> **Directions for this task**:
Make an exact copy of all the data.

Extracted data entries:
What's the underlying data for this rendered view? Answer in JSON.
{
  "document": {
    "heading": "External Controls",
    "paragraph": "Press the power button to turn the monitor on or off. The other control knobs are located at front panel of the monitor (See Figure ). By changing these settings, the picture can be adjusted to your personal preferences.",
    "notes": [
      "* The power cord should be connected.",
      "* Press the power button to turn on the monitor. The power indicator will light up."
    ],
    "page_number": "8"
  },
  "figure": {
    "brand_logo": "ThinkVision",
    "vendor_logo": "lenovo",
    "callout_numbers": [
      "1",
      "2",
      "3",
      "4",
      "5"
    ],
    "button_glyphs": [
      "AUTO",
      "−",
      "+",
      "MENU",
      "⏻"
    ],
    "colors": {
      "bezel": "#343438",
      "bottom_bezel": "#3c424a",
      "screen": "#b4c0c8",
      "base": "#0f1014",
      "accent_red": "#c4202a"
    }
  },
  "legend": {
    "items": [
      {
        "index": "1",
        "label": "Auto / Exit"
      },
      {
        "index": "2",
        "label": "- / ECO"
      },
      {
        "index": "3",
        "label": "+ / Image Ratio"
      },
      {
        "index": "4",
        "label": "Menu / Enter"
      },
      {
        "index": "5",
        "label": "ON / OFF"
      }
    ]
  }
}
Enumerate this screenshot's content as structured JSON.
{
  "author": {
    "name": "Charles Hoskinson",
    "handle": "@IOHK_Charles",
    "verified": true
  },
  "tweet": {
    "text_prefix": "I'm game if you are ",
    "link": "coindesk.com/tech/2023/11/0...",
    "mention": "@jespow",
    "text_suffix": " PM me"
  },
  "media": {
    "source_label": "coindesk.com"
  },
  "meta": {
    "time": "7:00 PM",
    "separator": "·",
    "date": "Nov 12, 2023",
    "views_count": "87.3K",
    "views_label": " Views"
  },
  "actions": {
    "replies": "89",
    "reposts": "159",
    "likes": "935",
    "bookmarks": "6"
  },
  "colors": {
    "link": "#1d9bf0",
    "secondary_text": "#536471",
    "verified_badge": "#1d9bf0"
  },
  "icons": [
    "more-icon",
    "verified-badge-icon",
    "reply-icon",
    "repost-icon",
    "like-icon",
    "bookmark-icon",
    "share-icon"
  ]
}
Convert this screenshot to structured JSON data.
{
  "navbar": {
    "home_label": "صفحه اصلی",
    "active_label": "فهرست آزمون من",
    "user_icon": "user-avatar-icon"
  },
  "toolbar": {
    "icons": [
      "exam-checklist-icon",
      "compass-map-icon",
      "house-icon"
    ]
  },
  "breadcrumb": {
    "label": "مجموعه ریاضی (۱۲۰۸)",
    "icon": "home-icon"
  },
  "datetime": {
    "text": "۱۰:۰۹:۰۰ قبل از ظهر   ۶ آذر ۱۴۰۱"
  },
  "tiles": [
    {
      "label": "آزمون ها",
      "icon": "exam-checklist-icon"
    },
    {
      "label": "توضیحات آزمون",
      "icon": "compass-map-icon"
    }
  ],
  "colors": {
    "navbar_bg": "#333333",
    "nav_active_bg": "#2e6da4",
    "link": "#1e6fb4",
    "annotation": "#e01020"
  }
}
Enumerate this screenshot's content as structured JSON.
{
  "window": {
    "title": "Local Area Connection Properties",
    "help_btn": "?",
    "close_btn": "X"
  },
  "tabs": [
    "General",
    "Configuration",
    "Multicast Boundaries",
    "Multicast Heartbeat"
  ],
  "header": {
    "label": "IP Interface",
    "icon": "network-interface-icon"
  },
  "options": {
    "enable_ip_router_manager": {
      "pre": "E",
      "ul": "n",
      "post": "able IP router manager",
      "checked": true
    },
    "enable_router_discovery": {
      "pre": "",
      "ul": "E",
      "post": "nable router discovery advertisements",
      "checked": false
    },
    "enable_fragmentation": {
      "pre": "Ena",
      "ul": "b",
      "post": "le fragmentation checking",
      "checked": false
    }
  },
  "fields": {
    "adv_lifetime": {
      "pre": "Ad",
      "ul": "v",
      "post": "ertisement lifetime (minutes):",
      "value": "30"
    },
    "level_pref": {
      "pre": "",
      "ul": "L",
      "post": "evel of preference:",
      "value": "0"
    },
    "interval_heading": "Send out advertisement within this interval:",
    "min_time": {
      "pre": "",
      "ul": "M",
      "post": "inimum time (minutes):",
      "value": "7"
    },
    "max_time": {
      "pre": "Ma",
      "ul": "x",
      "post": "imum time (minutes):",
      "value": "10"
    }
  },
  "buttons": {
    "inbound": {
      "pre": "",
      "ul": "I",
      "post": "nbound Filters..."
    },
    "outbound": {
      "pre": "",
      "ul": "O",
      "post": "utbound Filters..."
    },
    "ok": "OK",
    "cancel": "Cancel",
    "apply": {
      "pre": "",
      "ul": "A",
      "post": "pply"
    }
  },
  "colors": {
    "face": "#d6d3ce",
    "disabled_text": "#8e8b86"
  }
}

> **Output**:
What's the underlying data for this rendered view? Answer in JSON.
{
  "document": {
    "heading": "External Controls",
    "paragraph": "Press the power button to turn the monitor on or off. The other control knobs are located at front panel of the monitor (See Figure ). By changing these settings, the picture can be adjusted to your personal preferences.",
    "notes": [
      "* The power cord should be connected.",
      "* Press the power button to turn on the monitor. The power indicator will light up."
    ],
    "page_number": "8"
  },
  "figure": {
    "brand_logo": "ThinkVision",
    "vendor_logo": "lenovo",
    "callout_numbers": [
      "1",
      "2",
      "3",
      "4",
      "5"
    ],
    "button_glyphs": [
      "AUTO",
      "−",
      "+",
      "MENU",
      "⏻"
    ],
    "colors": {
      "bezel": "#343438",
      "bottom_bezel": "#3c424a",
      "screen": "#b4c0c8",
      "base": "#0f1014",
      "accent_red": "#c4202a"
    }
  },
  "legend": {
    "items": [
      {
        "index": "1",
        "label": "Auto / Exit"
      },
      {
        "index": "2",
        "label": "- / ECO"
      },
      {
        "index": "3",
        "label": "+ / Image Ratio"
      },
      {
        "index": "4",
        "label": "Menu / Enter"
      },
      {
        "index": "5",
        "label": "ON / OFF"
      }
    ]
  }
}
Enumerate this screenshot's content as structured JSON.
{
  "author": {
    "name": "Charles Hoskinson",
    "handle": "@IOHK_Charles",
    "verified": true
  },
  "tweet": {
    "text_prefix": "I'm game if you are ",
    "link": "coindesk.com/tech/2023/11/0...",
    "mention": "@jespow",
    "text_suffix": " PM me"
  },
  "media": {
    "source_label": "coindesk.com"
  },
  "meta": {
    "time": "7:00 PM",
    "separator": "·",
    "date": "Nov 12, 2023",
    "views_count": "87.3K",
    "views_label": " Views"
  },
  "actions": {
    "replies": "89",
    "reposts": "159",
    "likes": "935",
    "bookmarks": "6"
  },
  "colors": {
    "link": "#1d9bf0",
    "secondary_text": "#536471",
    "verified_badge": "#1d9bf0"
  },
  "icons": [
    "more-icon",
    "verified-badge-icon",
    "reply-icon",
    "repost-icon",
    "like-icon",
    "bookmark-icon",
    "share-icon"
  ]
}
Convert this screenshot to structured JSON data.
{
  "navbar": {
    "home_label": "صفحه اصلی",
    "active_label": "فهرست آزمون من",
    "user_icon": "user-avatar-icon"
  },
  "toolbar": {
    "icons": [
      "exam-checklist-icon",
      "compass-map-icon",
      "house-icon"
    ]
  },
  "breadcrumb": {
    "label": "مجموعه ریاضی (۱۲۰۸)",
    "icon": "home-icon"
  },
  "datetime": {
    "text": "۱۰:۰۹:۰۰ قبل از ظهر   ۶ آذر ۱۴۰۱"
  },
  "tiles": [
    {
      "label": "آزمون ها",
      "icon": "exam-checklist-icon"
    },
    {
      "label": "توضیحات آزمون",
      "icon": "compass-map-icon"
    }
  ],
  "colors": {
    "navbar_bg": "#333333",
    "nav_active_bg": "#2e6da4",
    "link": "#1e6fb4",
    "annotation": "#e01020"
  }
}
Enumerate this screenshot's content as structured JSON.
{
  "window": {
    "title": "Local Area Connection Properties",
    "help_btn": "?",
    "close_btn": "X"
  },
  "tabs": [
    "General",
    "Configuration",
    "Multicast Boundaries",
    "Multicast Heartbeat"
  ],
  "header": {
    "label": "IP Interface",
    "icon": "network-interface-icon"
  },
  "options": {
    "enable_ip_router_manager": {
      "pre": "E",
      "ul": "n",
      "post": "able IP router manager",
      "checked": true
    },
    "enable_router_discovery": {
      "pre": "",
      "ul": "E",
      "post": "nable router discovery advertisements",
      "checked": false
    },
    "enable_fragmentation": {
      "pre": "Ena",
      "ul": "b",
      "post": "le fragmentation checking",
      "checked": false
    }
  },
  "fields": {
    "adv_lifetime": {
      "pre": "Ad",
      "ul": "v",
      "post": "ertisement lifetime (minutes):",
      "value": "30"
    },
    "level_pref": {
      "pre": "",
      "ul": "L",
      "post": "evel of preference:",
      "value": "0"
    },
    "interval_heading": "Send out advertisement within this interval:",
    "min_time": {
      "pre": "",
      "ul": "M",
      "post": "inimum time (minutes):",
      "value": "7"
    },
    "max_time": {
      "pre": "Ma",
      "ul": "x",
      "post": "imum time (minutes):",
      "value": "10"
    }
  },
  "buttons": {
    "inbound": {
      "pre": "",
      "ul": "I",
      "post": "nbound Filters..."
    },
    "outbound": {
      "pre": "",
      "ul": "O",
      "post": "utbound Filters..."
    },
    "ok": "OK",
    "cancel": "Cancel",
    "apply": {
      "pre": "",
      "ul": "A",
      "post": "pply"
    }
  },
  "colors": {
    "face": "#d6d3ce",
    "disabled_text": "#8e8b86"
  }
}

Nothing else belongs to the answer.